Prompt >>
Copy each line of the entries that contains the word "JSON".

Data rows >>

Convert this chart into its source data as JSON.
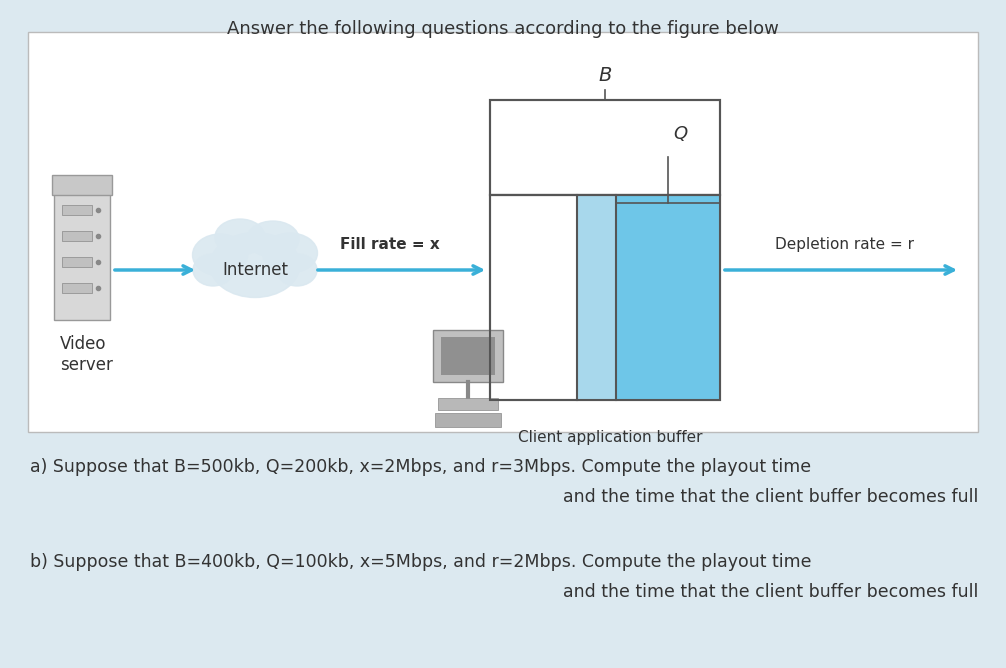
{
  "title": "Answer the following questions according to the figure below",
  "title_fontsize": 13,
  "bg_outer": "#dce9f0",
  "bg_inner": "#ffffff",
  "buffer_fill_color": "#6ec6e8",
  "buffer_outline_color": "#555555",
  "arrow_color": "#3ab0d8",
  "text_color": "#333333",
  "cloud_color": "#dae8f0",
  "label_fill": "Fill rate = x",
  "label_internet": "Internet",
  "label_depletion": "Depletion rate = r",
  "label_video_server": "Video\nserver",
  "label_client_buffer": "Client application buffer",
  "qa1": "a) Suppose that B=500kb, Q=200kb, x=2Mbps, and r=3Mbps. Compute the playout time",
  "qa2": "and the time that the client buffer becomes full",
  "qb1": "b) Suppose that B=400kb, Q=100kb, x=5Mbps, and r=2Mbps. Compute the playout time",
  "qb2": "and the time that the client buffer becomes full",
  "text_fontsize": 12,
  "question_fontsize": 12.5
}
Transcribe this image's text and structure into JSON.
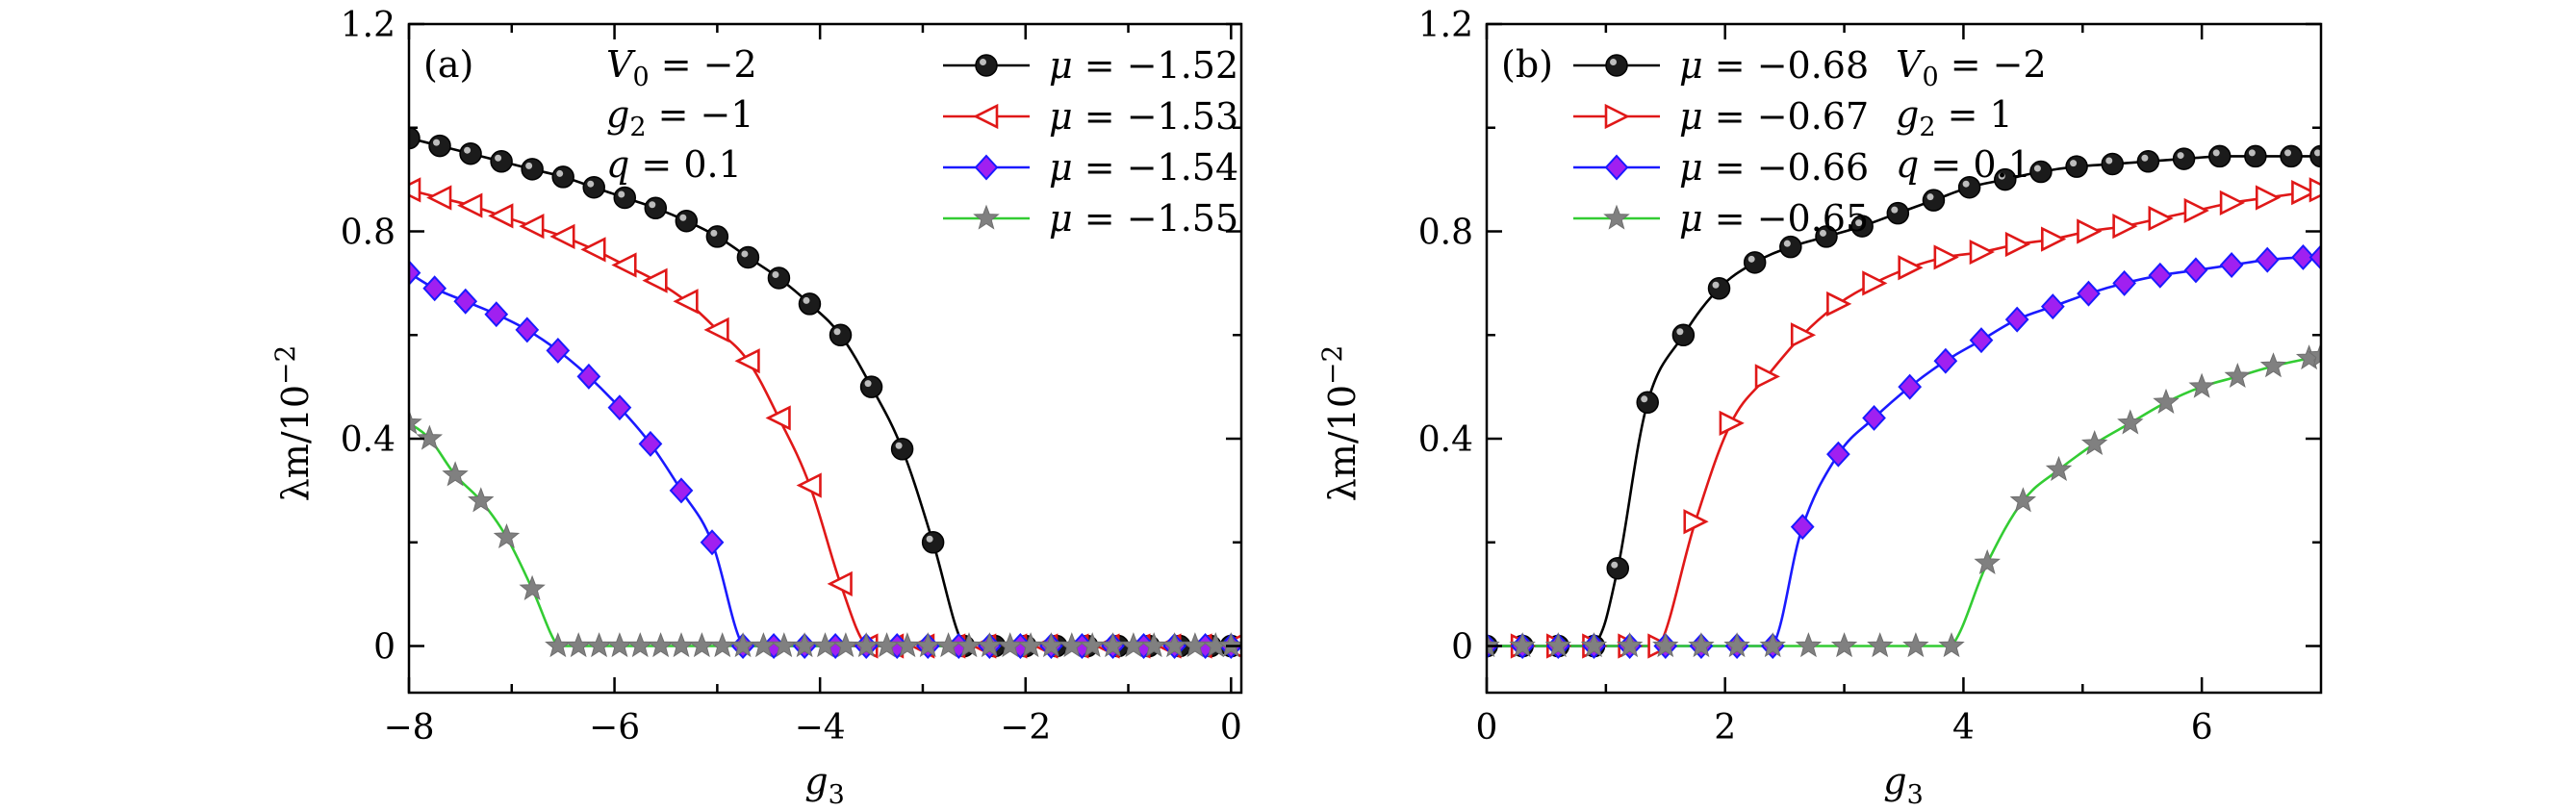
{
  "figure": {
    "ylabel_main": "λm/10",
    "ylabel_exp": "−2"
  },
  "chart_data": [
    {
      "type": "line",
      "panel_label": "(a)",
      "xlabel": "g3",
      "ylabel": "λm/10−2",
      "xlim": [
        -8,
        0.1
      ],
      "ylim": [
        -0.09,
        1.2
      ],
      "xticks": [
        -8,
        -6,
        -4,
        -2,
        0
      ],
      "xtick_labels": [
        "−8",
        "−6",
        "−4",
        "−2",
        "0"
      ],
      "yticks": [
        0,
        0.4,
        0.8,
        1.2
      ],
      "ytick_labels": [
        "0",
        "0.4",
        "0.8",
        "1.2"
      ],
      "annotations": [
        "V0 = −2",
        "g2 = −1",
        "q = 0.1"
      ],
      "legend": "top-right",
      "series": [
        {
          "name": "μ = −1.52",
          "color": "#000000",
          "marker": "circle",
          "x": [
            -8.0,
            -7.7,
            -7.4,
            -7.1,
            -6.8,
            -6.5,
            -6.2,
            -5.9,
            -5.6,
            -5.3,
            -5.0,
            -4.7,
            -4.4,
            -4.1,
            -3.8,
            -3.5,
            -3.2,
            -2.9,
            -2.6,
            -2.3,
            -2.0,
            -1.7,
            -1.4,
            -1.1,
            -0.8,
            -0.5,
            -0.2,
            0.0
          ],
          "y": [
            0.98,
            0.965,
            0.95,
            0.935,
            0.92,
            0.905,
            0.885,
            0.865,
            0.845,
            0.82,
            0.79,
            0.75,
            0.71,
            0.66,
            0.6,
            0.5,
            0.38,
            0.2,
            0,
            0,
            0,
            0,
            0,
            0,
            0,
            0,
            0,
            0
          ]
        },
        {
          "name": "μ = −1.53",
          "color": "#e01818",
          "marker": "triangle-left",
          "x": [
            -8.0,
            -7.7,
            -7.4,
            -7.1,
            -6.8,
            -6.5,
            -6.2,
            -5.9,
            -5.6,
            -5.3,
            -5.0,
            -4.7,
            -4.4,
            -4.1,
            -3.8,
            -3.55,
            -3.3,
            -3.0,
            -2.7,
            -2.4,
            -2.1,
            -1.8,
            -1.5,
            -1.2,
            -0.9,
            -0.6,
            -0.3,
            0.0
          ],
          "y": [
            0.88,
            0.865,
            0.85,
            0.83,
            0.81,
            0.79,
            0.765,
            0.735,
            0.705,
            0.665,
            0.61,
            0.55,
            0.44,
            0.31,
            0.12,
            0,
            0,
            0,
            0,
            0,
            0,
            0,
            0,
            0,
            0,
            0,
            0,
            0
          ]
        },
        {
          "name": "μ = −1.54",
          "color": "#1a1aff",
          "marker": "diamond",
          "x": [
            -8.0,
            -7.75,
            -7.45,
            -7.15,
            -6.85,
            -6.55,
            -6.25,
            -5.95,
            -5.65,
            -5.35,
            -5.05,
            -4.75,
            -4.45,
            -4.15,
            -3.85,
            -3.55,
            -3.25,
            -2.95,
            -2.65,
            -2.35,
            -2.05,
            -1.75,
            -1.45,
            -1.15,
            -0.85,
            -0.55,
            -0.25,
            0.0
          ],
          "y": [
            0.72,
            0.69,
            0.665,
            0.64,
            0.61,
            0.57,
            0.52,
            0.46,
            0.39,
            0.3,
            0.2,
            0,
            0,
            0,
            0,
            0,
            0,
            0,
            0,
            0,
            0,
            0,
            0,
            0,
            0,
            0,
            0,
            0
          ]
        },
        {
          "name": "μ = −1.55",
          "color": "#33cc33",
          "marker": "star",
          "x": [
            -8.0,
            -7.8,
            -7.55,
            -7.3,
            -7.05,
            -6.8,
            -6.55,
            -6.35,
            -6.15,
            -5.95,
            -5.75,
            -5.55,
            -5.35,
            -5.15,
            -4.95,
            -4.75,
            -4.55,
            -4.35,
            -4.15,
            -3.95,
            -3.75,
            -3.55,
            -3.35,
            -3.15,
            -2.95,
            -2.75,
            -2.55,
            -2.35,
            -2.15,
            -1.95,
            -1.75,
            -1.55,
            -1.35,
            -1.15,
            -0.95,
            -0.75,
            -0.55,
            -0.35,
            -0.15,
            0.0
          ],
          "y": [
            0.43,
            0.4,
            0.33,
            0.28,
            0.21,
            0.11,
            0,
            0,
            0,
            0,
            0,
            0,
            0,
            0,
            0,
            0,
            0,
            0,
            0,
            0,
            0,
            0,
            0,
            0,
            0,
            0,
            0,
            0,
            0,
            0,
            0,
            0,
            0,
            0,
            0,
            0,
            0,
            0,
            0,
            0
          ]
        }
      ]
    },
    {
      "type": "line",
      "panel_label": "(b)",
      "xlabel": "g3",
      "ylabel": "λm/10−2",
      "xlim": [
        0,
        7
      ],
      "ylim": [
        -0.09,
        1.2
      ],
      "xticks": [
        0,
        2,
        4,
        6
      ],
      "xtick_labels": [
        "0",
        "2",
        "4",
        "6"
      ],
      "yticks": [
        0,
        0.4,
        0.8,
        1.2
      ],
      "ytick_labels": [
        "0",
        "0.4",
        "0.8",
        "1.2"
      ],
      "annotations": [
        "V0 = −2",
        "g2 = 1",
        "q = 0.1"
      ],
      "legend": "top-left",
      "series": [
        {
          "name": "μ = −0.68",
          "color": "#000000",
          "marker": "circle",
          "x": [
            0.0,
            0.3,
            0.6,
            0.9,
            1.1,
            1.35,
            1.65,
            1.95,
            2.25,
            2.55,
            2.85,
            3.15,
            3.45,
            3.75,
            4.05,
            4.35,
            4.65,
            4.95,
            5.25,
            5.55,
            5.85,
            6.15,
            6.45,
            6.75,
            7.0
          ],
          "y": [
            0,
            0,
            0,
            0,
            0.15,
            0.47,
            0.6,
            0.69,
            0.74,
            0.77,
            0.79,
            0.81,
            0.835,
            0.86,
            0.885,
            0.9,
            0.915,
            0.925,
            0.93,
            0.935,
            0.94,
            0.945,
            0.945,
            0.945,
            0.945
          ]
        },
        {
          "name": "μ = −0.67",
          "color": "#e01818",
          "marker": "triangle-right",
          "x": [
            0.0,
            0.3,
            0.6,
            0.9,
            1.2,
            1.45,
            1.75,
            2.05,
            2.35,
            2.65,
            2.95,
            3.25,
            3.55,
            3.85,
            4.15,
            4.45,
            4.75,
            5.05,
            5.35,
            5.65,
            5.95,
            6.25,
            6.55,
            6.85,
            7.0
          ],
          "y": [
            0,
            0,
            0,
            0,
            0,
            0,
            0.24,
            0.43,
            0.52,
            0.6,
            0.66,
            0.7,
            0.73,
            0.75,
            0.76,
            0.775,
            0.785,
            0.8,
            0.81,
            0.825,
            0.84,
            0.855,
            0.865,
            0.875,
            0.88
          ]
        },
        {
          "name": "μ = −0.66",
          "color": "#1a1aff",
          "marker": "diamond",
          "x": [
            0.0,
            0.3,
            0.6,
            0.9,
            1.2,
            1.5,
            1.8,
            2.1,
            2.4,
            2.65,
            2.95,
            3.25,
            3.55,
            3.85,
            4.15,
            4.45,
            4.75,
            5.05,
            5.35,
            5.65,
            5.95,
            6.25,
            6.55,
            6.85,
            7.0
          ],
          "y": [
            0,
            0,
            0,
            0,
            0,
            0,
            0,
            0,
            0,
            0.23,
            0.37,
            0.44,
            0.5,
            0.55,
            0.59,
            0.63,
            0.655,
            0.68,
            0.7,
            0.715,
            0.725,
            0.735,
            0.745,
            0.75,
            0.75
          ]
        },
        {
          "name": "μ = −0.65",
          "color": "#33cc33",
          "marker": "star",
          "x": [
            0.0,
            0.3,
            0.6,
            0.9,
            1.2,
            1.5,
            1.8,
            2.1,
            2.4,
            2.7,
            3.0,
            3.3,
            3.6,
            3.9,
            4.2,
            4.5,
            4.8,
            5.1,
            5.4,
            5.7,
            6.0,
            6.3,
            6.6,
            6.9,
            7.0
          ],
          "y": [
            0,
            0,
            0,
            0,
            0,
            0,
            0,
            0,
            0,
            0,
            0,
            0,
            0,
            0,
            0.16,
            0.28,
            0.34,
            0.39,
            0.43,
            0.47,
            0.5,
            0.52,
            0.54,
            0.555,
            0.56
          ]
        }
      ]
    }
  ]
}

Answer >>
Convert this chart into its source data as JSON.
Transcribe this image's text and structure into JSON.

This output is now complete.